>> BEGIN

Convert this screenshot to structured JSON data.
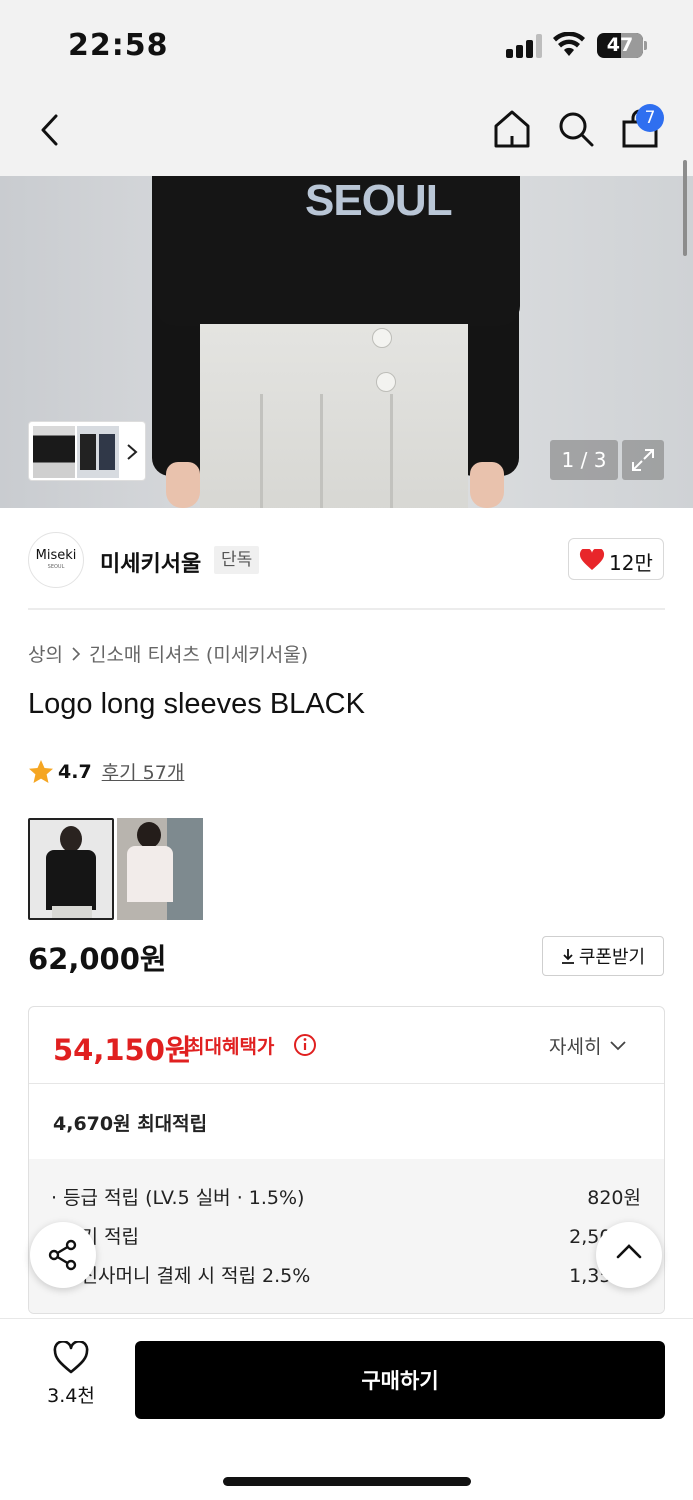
{
  "status": {
    "time": "22:58",
    "battery": "47"
  },
  "nav": {
    "cart_count": "7"
  },
  "gallery": {
    "counter": "1 / 3",
    "hero_text": "SEOUL"
  },
  "brand": {
    "logo_text": "Miseki",
    "logo_sub": "SEOUL",
    "name": "미세키서울",
    "badge": "단독",
    "likes": "12만"
  },
  "breadcrumb": {
    "category": "상의",
    "subcategory": "긴소매 티셔츠 (미세키서울)"
  },
  "product": {
    "title": "Logo long sleeves BLACK",
    "price": "62,000원"
  },
  "rating": {
    "score": "4.7",
    "reviews": "후기 57개"
  },
  "coupon": {
    "label": "쿠폰받기"
  },
  "benefit": {
    "max_price": "54,150원",
    "max_label": "최대혜택가",
    "detail_label": "자세히",
    "points_max": "4,670원 최대적립",
    "rows": [
      {
        "label": "· 등급 적립 (LV.5 실버 · 1.5%)",
        "value": "820원"
      },
      {
        "label": "· 후기 적립",
        "value": "2,500원"
      },
      {
        "label": "· 무신사머니 결제 시 적립 2.5%",
        "value": "1,350원"
      }
    ]
  },
  "bottom": {
    "wish_count": "3.4천",
    "buy_label": "구매하기"
  },
  "colors": {
    "accent_red": "#e02020",
    "badge_blue": "#2f6ff0",
    "heart_red": "#e8262a"
  }
}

>> END

The material above holds pictures; copy everything else in it exactly.

Convert this screenshot to structured JSON data.
{
  "status": {
    "time": "22:58",
    "battery": "47"
  },
  "nav": {
    "cart_count": "7"
  },
  "gallery": {
    "counter": "1 / 3",
    "hero_text": "SEOUL"
  },
  "brand": {
    "logo_text": "Miseki",
    "logo_sub": "SEOUL",
    "name": "미세키서울",
    "badge": "단독",
    "likes": "12만"
  },
  "breadcrumb": {
    "category": "상의",
    "subcategory": "긴소매 티셔츠 (미세키서울)"
  },
  "product": {
    "title": "Logo long sleeves BLACK",
    "price": "62,000원"
  },
  "rating": {
    "score": "4.7",
    "reviews": "후기 57개"
  },
  "coupon": {
    "label": "쿠폰받기"
  },
  "benefit": {
    "max_price": "54,150원",
    "max_label": "최대혜택가",
    "detail_label": "자세히",
    "points_max": "4,670원 최대적립",
    "rows": [
      {
        "label": "· 등급 적립 (LV.5 실버 · 1.5%)",
        "value": "820원"
      },
      {
        "label": "· 후기 적립",
        "value": "2,500원"
      },
      {
        "label": "· 무신사머니 결제 시 적립 2.5%",
        "value": "1,350원"
      }
    ]
  },
  "bottom": {
    "wish_count": "3.4천",
    "buy_label": "구매하기"
  },
  "colors": {
    "accent_red": "#e02020",
    "badge_blue": "#2f6ff0",
    "heart_red": "#e8262a"
  }
}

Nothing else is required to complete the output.